Passage →
— Begin —

The Ninth Circuit has held that "fear of retaliation may be sufficient to render the inmate grievance procedure unavailable." McBride, 807 F.3d at 984. To render the grievance procedure unavailable by "a threat of retaliatory action by a prison guard," a plaintiff must show both an objective and subjective basis for a fear of retaliation. Id. Goodlow fails on both counts.

In order to satisfy the objective prong, "there must be some basis in the record for the district court to conclude that a reasonable prisoner of ordinary firmness would have believed that the prison official's action communicated a threat not to use the prison's grievance procedure and that the threatened retaliation was of sufficient severity to deter a reasonable prisoner from filing a grievance." Id. at 987. Here, evidence in the record shows Goodlow submitted his initial 602 grievance (later assigned Log No. RJD-18-0459) on January 27, 2018, the day after incident. (See ECF No. 69-6, Ex. B at 8.) Goodlow does not dispute that while his grievance in RJD-18-0459 was being processed, the CDCR informed him in writing that, because the complexity of the claims and involvement of multiple agencies, the resolution of his second level appeal would be would take longer than 30 days, in accordance with CDCR regulations under Title 15, section 3084.8(e). Goodlow also does not dispute that CDCR issued extensions of time to resolve the second-level review pursuant to § 3084.8(e) on February 28, 2018, March 26, 2018, April 19, 2018 and May 18, 2018. (See Frijas Decl., ECF No. 69-7 ¶ 8(a). Nor does Plaintiff dispute that he was informed in writing of the delay, and the reasons for it. (See Mem., ECF No. 69-8, Ex. A at 3) (stating the reason for delay was "necessary involvement of other agencies or jurisdictions).

— End —

Records supplied →

— Begin —

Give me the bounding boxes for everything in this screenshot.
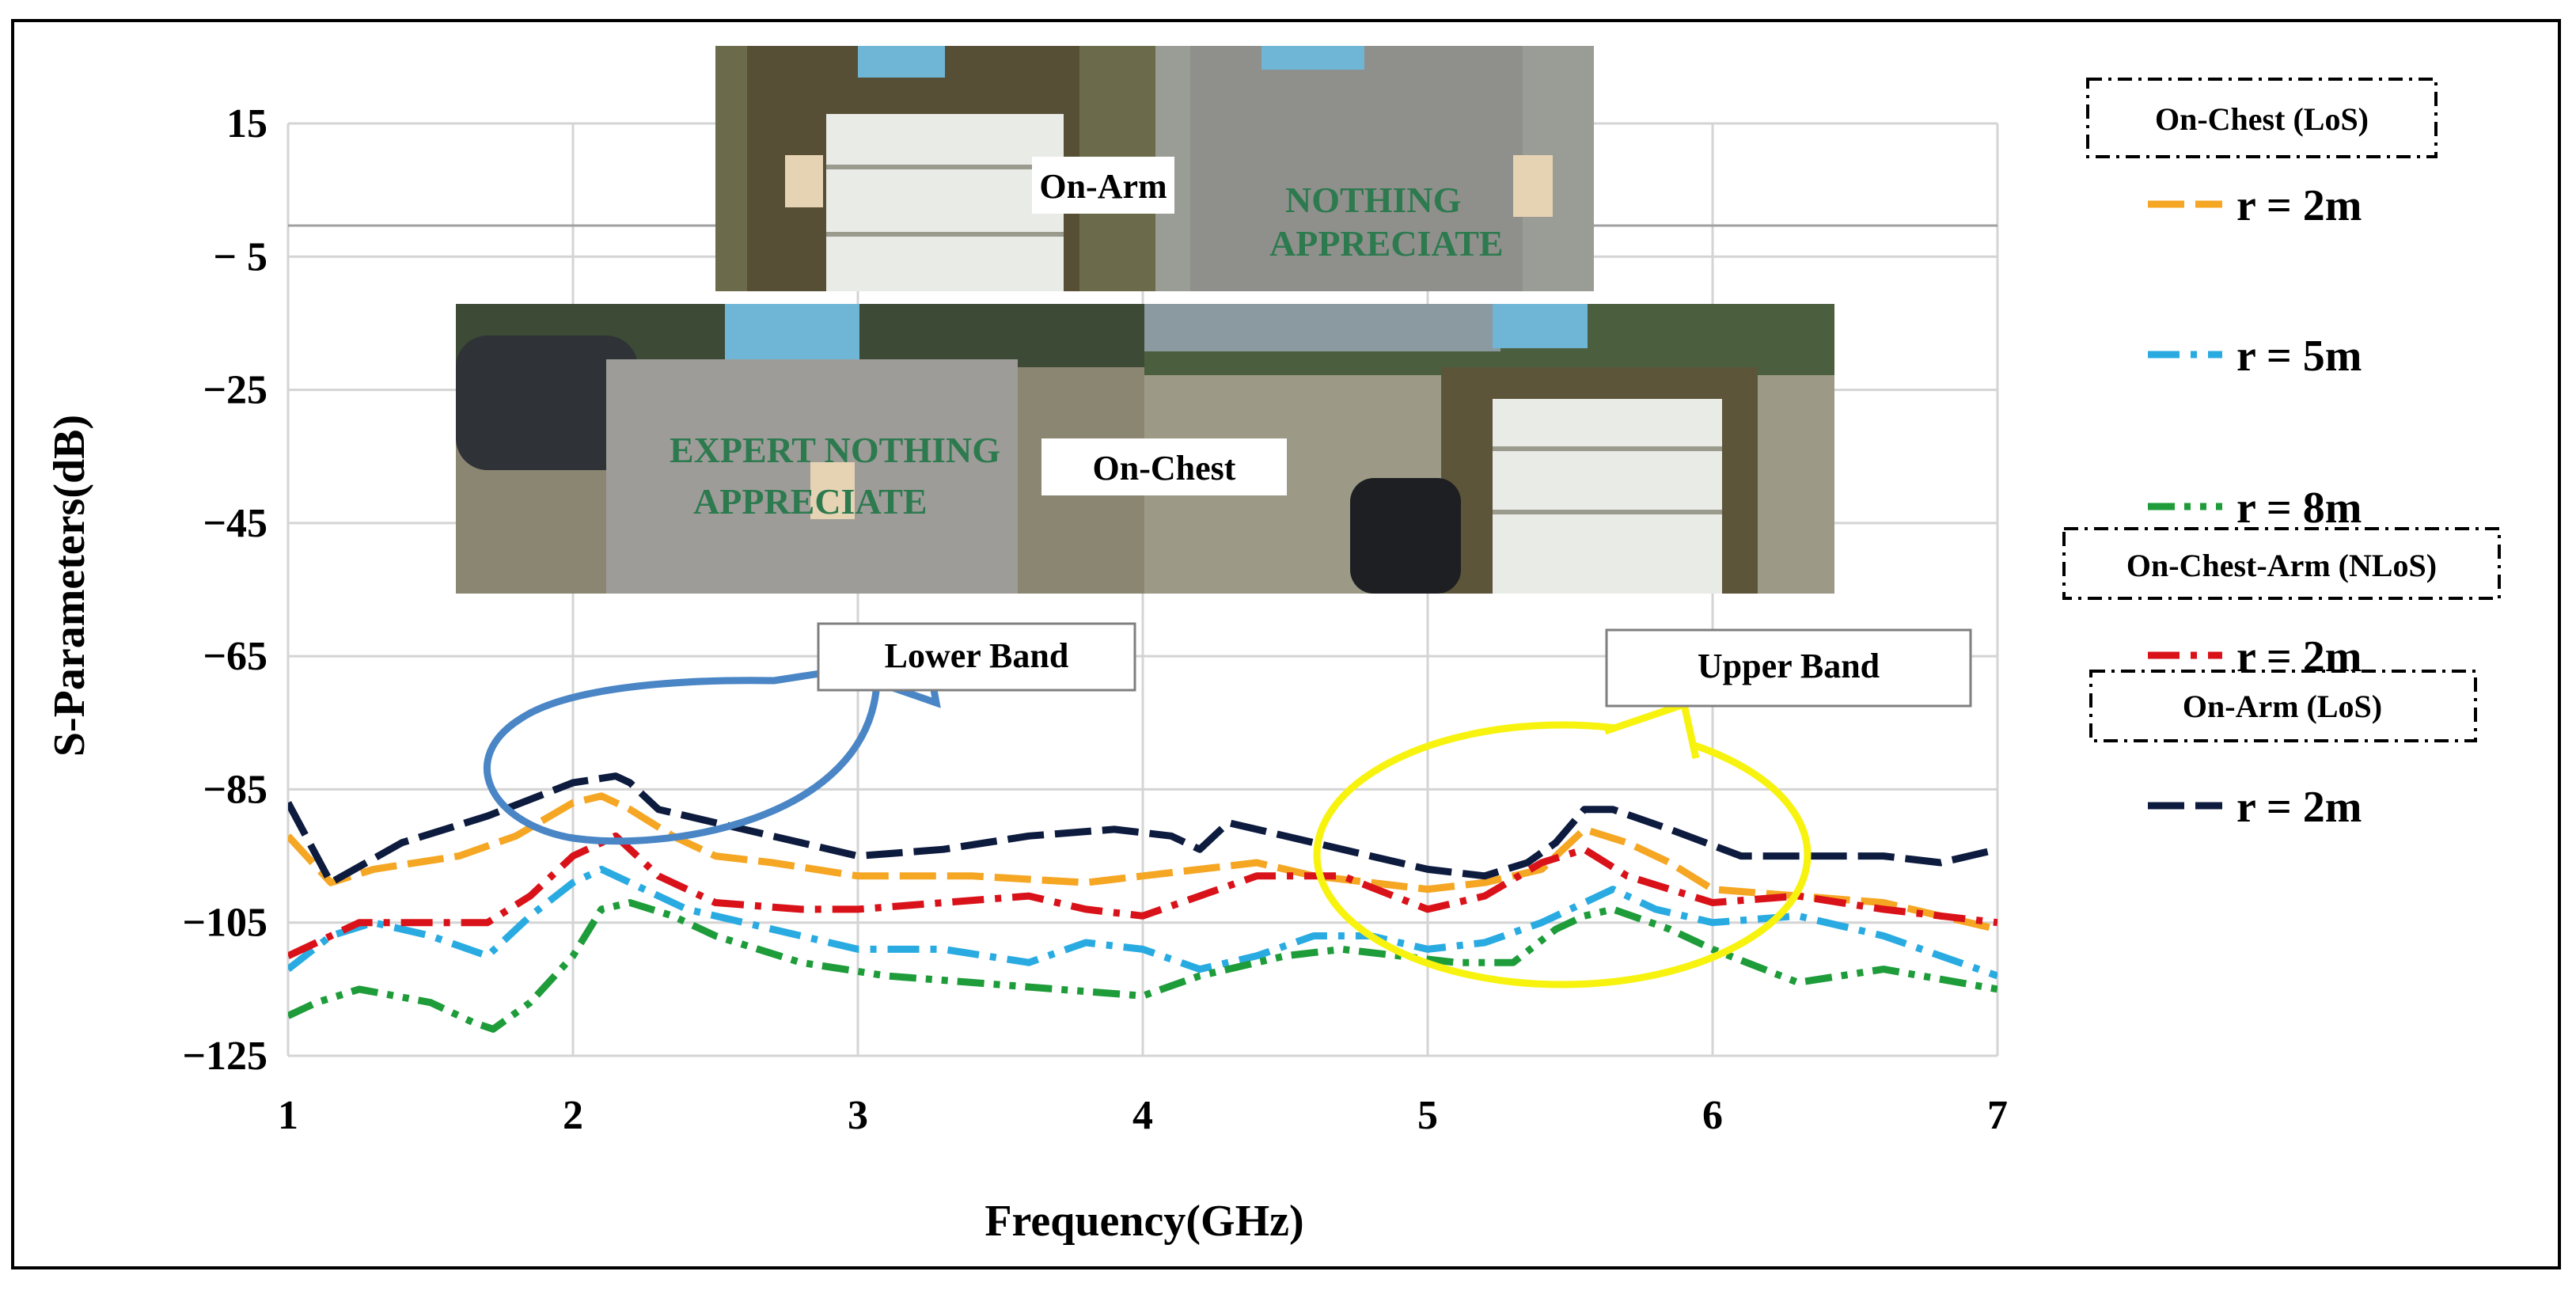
photo-label-on-arm: On-Arm bbox=[1039, 167, 1167, 206]
y-tick-label: −25 bbox=[203, 368, 267, 413]
legend-label-4: r = 2m bbox=[2236, 783, 2362, 832]
data-series bbox=[288, 772, 1997, 1033]
series-line-0 bbox=[288, 792, 1997, 933]
legend-label-0: r = 2m bbox=[2236, 181, 2362, 230]
svg-text:EXPERT NOTHING: EXPERT NOTHING bbox=[670, 430, 1000, 470]
series-line-1 bbox=[288, 865, 1997, 980]
x-axis-title: Frequency(GHz) bbox=[984, 1197, 1303, 1246]
lower-band-callout: Lower Band bbox=[484, 622, 1136, 845]
photo-label-on-chest: On-Chest bbox=[1093, 449, 1236, 488]
y-tick-label: −85 bbox=[203, 767, 267, 812]
svg-text:NOTHING: NOTHING bbox=[1285, 180, 1461, 220]
y-tick-label: −45 bbox=[203, 501, 267, 546]
legend-group-box-on-chest-los bbox=[2086, 78, 2438, 158]
x-tick-label: 2 bbox=[563, 1093, 583, 1138]
legend-label-2: r = 8m bbox=[2236, 484, 2362, 533]
x-tick-label: 6 bbox=[1702, 1093, 1723, 1138]
s-parameters-chart: 15 − 5 −25 −45 −65 −85 −105 −125 1 2 3 4 5 6 7 Freque… bbox=[45, 46, 2501, 1246]
svg-text:APPRECIATE: APPRECIATE bbox=[693, 481, 928, 522]
x-axis-ticks: 1 2 3 4 5 6 7 bbox=[278, 1093, 2008, 1138]
x-tick-label: 3 bbox=[848, 1093, 868, 1138]
series-line-2 bbox=[288, 899, 1997, 1033]
legend-label-3: r = 2m bbox=[2236, 632, 2362, 681]
x-tick-label: 5 bbox=[1417, 1093, 1438, 1138]
photo-on-arm: NOTHING APPRECIATE On-Arm bbox=[715, 46, 1594, 291]
svg-text:Lower Band: Lower Band bbox=[885, 636, 1069, 675]
legend-group-on-chest-los: On-Chest (LoS) bbox=[2155, 101, 2369, 137]
legend-group-on-chest-arm-nlos: On-Chest-Arm (NLoS) bbox=[2126, 548, 2437, 583]
series-line-4 bbox=[288, 772, 1997, 886]
svg-text:Upper Band: Upper Band bbox=[1698, 647, 1880, 685]
y-axis-ticks: 15 − 5 −25 −45 −65 −85 −105 −125 bbox=[182, 101, 267, 1079]
legend-group-box-on-chest-arm-nlos bbox=[2062, 527, 2501, 600]
photo-on-chest: EXPERT NOTHING APPRECIATE On-Chest bbox=[456, 304, 1834, 594]
y-tick-label: 15 bbox=[226, 101, 267, 146]
legend-label-1: r = 5m bbox=[2236, 332, 2362, 381]
svg-text:APPRECIATE: APPRECIATE bbox=[1269, 223, 1504, 264]
y-axis-title: S-Parameters(dB) bbox=[45, 415, 94, 757]
legend-group-box-on-arm-los bbox=[2089, 670, 2477, 742]
legend-group-on-arm-los: On-Arm (LoS) bbox=[2183, 689, 2382, 724]
x-tick-label: 4 bbox=[1132, 1093, 1153, 1138]
y-tick-label: −65 bbox=[203, 634, 267, 679]
y-tick-label: −105 bbox=[182, 901, 267, 946]
upper-band-callout: Upper Band bbox=[1313, 628, 1972, 989]
y-tick-label: − 5 bbox=[213, 234, 267, 279]
series-line-3 bbox=[288, 832, 1997, 959]
figure-frame: 15 − 5 −25 −45 −65 −85 −105 −125 1 2 3 4 5 6 7 Freque… bbox=[11, 19, 2561, 1269]
x-tick-label: 7 bbox=[1987, 1093, 2008, 1138]
x-tick-label: 1 bbox=[278, 1093, 298, 1138]
y-tick-label: −125 bbox=[182, 1034, 267, 1079]
legend: On-Chest (LoS) On-Chest-Arm (NLoS) On-Ar… bbox=[2062, 78, 2501, 832]
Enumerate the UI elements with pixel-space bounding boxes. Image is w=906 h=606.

— End —

Task goal →
Quote the passage on Goodlow's fear of retaliation in full, word for word.

Solution below →
The Ninth Circuit has held that "fear of retaliation may be sufficient to render the inmate grievance procedure unavailable." McBride, 807 F.3d at 984. To render the grievance procedure unavailable by "a threat of retaliatory action by a prison guard," a plaintiff must show both an objective and subjective basis for a fear of retaliation. Id. Goodlow fails on both counts.

In order to satisfy the objective prong, "there must be some basis in the record for the district court to conclude that a reasonable prisoner of ordinary firmness would have believed that the prison official's action communicated a threat not to use the prison's grievance procedure and that the threatened retaliation was of sufficient severity to deter a reasonable prisoner from filing a grievance." Id. at 987. Here, evidence in the record shows Goodlow submitted his initial 602 grievance (later assigned Log No. RJD-18-0459) on January 27, 2018, the day after incident. (See ECF No. 69-6, Ex. B at 8.) Goodlow does not dispute that while his grievance in RJD-18-0459 was being processed, the CDCR informed him in writing that, because the complexity of the claims and involvement of multiple agencies, the resolution of his second level appeal would be would take longer than 30 days, in accordance with CDCR regulations under Title 15, section 3084.8(e). Goodlow also does not dispute that CDCR issued extensions of time to resolve the second-level review pursuant to § 3084.8(e) on February 28, 2018, March 26, 2018, April 19, 2018 and May 18, 2018. (See Frijas Decl., ECF No. 69-7 ¶ 8(a). Nor does Plaintiff dispute that he was informed in writing of the delay, and the reasons for it. (See Mem., ECF No. 69-8, Ex. A at 3) (stating the reason for delay was "necessary involvement of other agencies or jurisdictions).